◆ **GIVEN ENTRIES**
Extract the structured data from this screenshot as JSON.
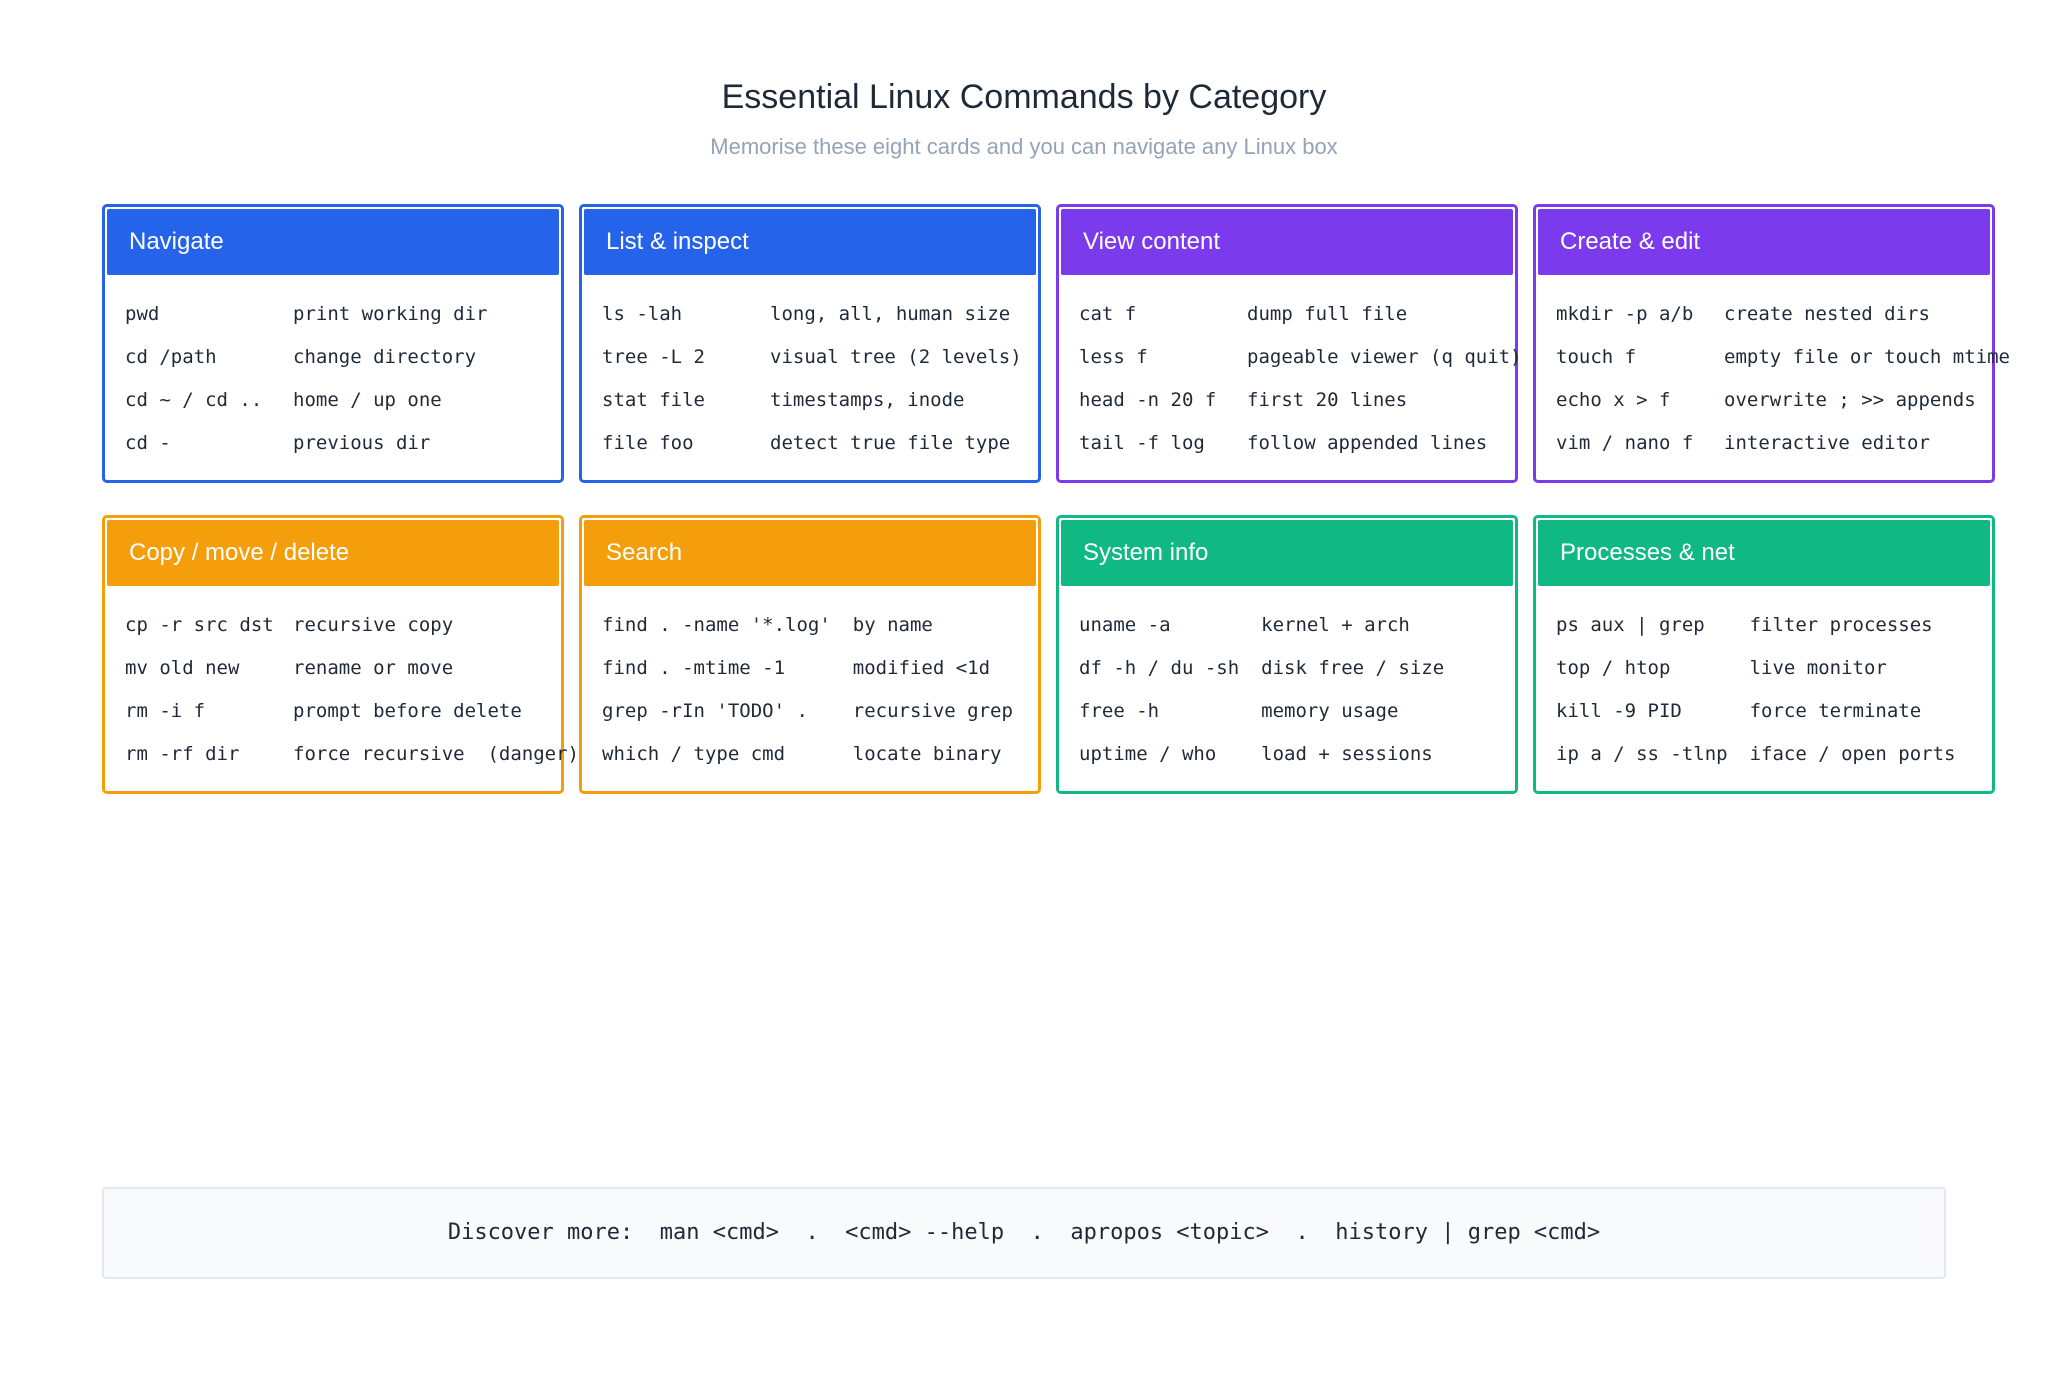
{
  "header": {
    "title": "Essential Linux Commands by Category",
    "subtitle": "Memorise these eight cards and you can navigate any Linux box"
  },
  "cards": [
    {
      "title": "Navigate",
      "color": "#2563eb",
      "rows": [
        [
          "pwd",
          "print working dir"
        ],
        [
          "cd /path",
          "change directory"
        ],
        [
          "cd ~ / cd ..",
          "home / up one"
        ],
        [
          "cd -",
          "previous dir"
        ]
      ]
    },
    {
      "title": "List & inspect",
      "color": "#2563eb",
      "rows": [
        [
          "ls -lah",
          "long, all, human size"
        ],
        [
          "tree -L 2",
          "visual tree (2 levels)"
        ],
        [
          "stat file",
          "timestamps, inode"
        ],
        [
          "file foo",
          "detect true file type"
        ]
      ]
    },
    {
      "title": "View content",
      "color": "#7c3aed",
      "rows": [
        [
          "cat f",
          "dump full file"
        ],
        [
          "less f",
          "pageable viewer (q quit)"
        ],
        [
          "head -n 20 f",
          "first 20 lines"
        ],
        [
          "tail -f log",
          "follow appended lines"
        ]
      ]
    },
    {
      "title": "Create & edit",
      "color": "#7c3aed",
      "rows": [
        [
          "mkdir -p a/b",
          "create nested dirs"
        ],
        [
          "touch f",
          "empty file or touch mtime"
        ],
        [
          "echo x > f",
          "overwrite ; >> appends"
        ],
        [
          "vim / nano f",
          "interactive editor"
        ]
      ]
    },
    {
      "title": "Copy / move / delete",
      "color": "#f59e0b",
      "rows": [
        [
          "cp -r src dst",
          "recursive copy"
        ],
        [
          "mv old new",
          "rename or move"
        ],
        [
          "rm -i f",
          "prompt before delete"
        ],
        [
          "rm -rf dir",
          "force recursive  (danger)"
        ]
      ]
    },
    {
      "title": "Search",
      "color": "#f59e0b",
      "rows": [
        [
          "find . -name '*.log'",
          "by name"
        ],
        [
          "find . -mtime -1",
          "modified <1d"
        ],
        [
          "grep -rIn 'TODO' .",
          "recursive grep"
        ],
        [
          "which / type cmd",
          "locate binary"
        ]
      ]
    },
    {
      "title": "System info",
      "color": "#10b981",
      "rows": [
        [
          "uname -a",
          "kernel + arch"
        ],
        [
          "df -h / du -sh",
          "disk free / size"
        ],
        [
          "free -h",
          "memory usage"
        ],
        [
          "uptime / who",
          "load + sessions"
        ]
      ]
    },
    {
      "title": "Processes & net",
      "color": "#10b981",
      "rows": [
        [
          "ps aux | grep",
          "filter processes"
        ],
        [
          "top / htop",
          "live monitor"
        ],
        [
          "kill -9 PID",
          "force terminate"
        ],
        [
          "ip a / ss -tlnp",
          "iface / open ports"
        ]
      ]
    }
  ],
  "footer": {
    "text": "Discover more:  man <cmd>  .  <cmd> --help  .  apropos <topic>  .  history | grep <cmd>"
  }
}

◆ **YOUR INSTRUCTIONS**
Look through the listing above. Pick out each line with "type" and copy it.

◆ **RESULT BELOW**
          "detect true file type"
          "which / type cmd",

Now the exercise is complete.